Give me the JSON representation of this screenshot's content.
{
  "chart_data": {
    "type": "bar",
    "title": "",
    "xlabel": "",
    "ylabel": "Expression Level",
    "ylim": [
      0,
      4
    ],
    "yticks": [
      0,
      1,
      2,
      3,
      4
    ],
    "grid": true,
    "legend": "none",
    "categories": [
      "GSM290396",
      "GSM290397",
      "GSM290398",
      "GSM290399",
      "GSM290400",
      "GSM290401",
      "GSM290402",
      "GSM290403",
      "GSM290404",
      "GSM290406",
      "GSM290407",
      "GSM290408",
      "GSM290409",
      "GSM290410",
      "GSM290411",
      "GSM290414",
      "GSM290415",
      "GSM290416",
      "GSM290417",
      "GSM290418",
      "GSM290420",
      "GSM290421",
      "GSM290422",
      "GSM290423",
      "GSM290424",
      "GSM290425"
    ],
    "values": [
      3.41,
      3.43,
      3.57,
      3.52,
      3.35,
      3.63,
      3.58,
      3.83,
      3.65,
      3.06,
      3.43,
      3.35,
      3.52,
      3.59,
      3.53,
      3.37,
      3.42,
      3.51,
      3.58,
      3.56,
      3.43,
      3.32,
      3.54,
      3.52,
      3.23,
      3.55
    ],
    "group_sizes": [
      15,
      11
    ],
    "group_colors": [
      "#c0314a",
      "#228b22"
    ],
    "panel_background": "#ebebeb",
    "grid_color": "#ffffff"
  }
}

# Stated exercise
From the records above, extract every line exactly as it stands.

# Exercise output
Give me the JSON representation of this screenshot's content.
{
  "chart_data": {
    "type": "bar",
    "title": "",
    "xlabel": "",
    "ylabel": "Expression Level",
    "ylim": [
      0,
      4
    ],
    "yticks": [
      0,
      1,
      2,
      3,
      4
    ],
    "grid": true,
    "legend": "none",
    "categories": [
      "GSM290396",
      "GSM290397",
      "GSM290398",
      "GSM290399",
      "GSM290400",
      "GSM290401",
      "GSM290402",
      "GSM290403",
      "GSM290404",
      "GSM290406",
      "GSM290407",
      "GSM290408",
      "GSM290409",
      "GSM290410",
      "GSM290411",
      "GSM290414",
      "GSM290415",
      "GSM290416",
      "GSM290417",
      "GSM290418",
      "GSM290420",
      "GSM290421",
      "GSM290422",
      "GSM290423",
      "GSM290424",
      "GSM290425"
    ],
    "values": [
      3.41,
      3.43,
      3.57,
      3.52,
      3.35,
      3.63,
      3.58,
      3.83,
      3.65,
      3.06,
      3.43,
      3.35,
      3.52,
      3.59,
      3.53,
      3.37,
      3.42,
      3.51,
      3.58,
      3.56,
      3.43,
      3.32,
      3.54,
      3.52,
      3.23,
      3.55
    ],
    "group_sizes": [
      15,
      11
    ],
    "group_colors": [
      "#c0314a",
      "#228b22"
    ],
    "panel_background": "#ebebeb",
    "grid_color": "#ffffff"
  }
}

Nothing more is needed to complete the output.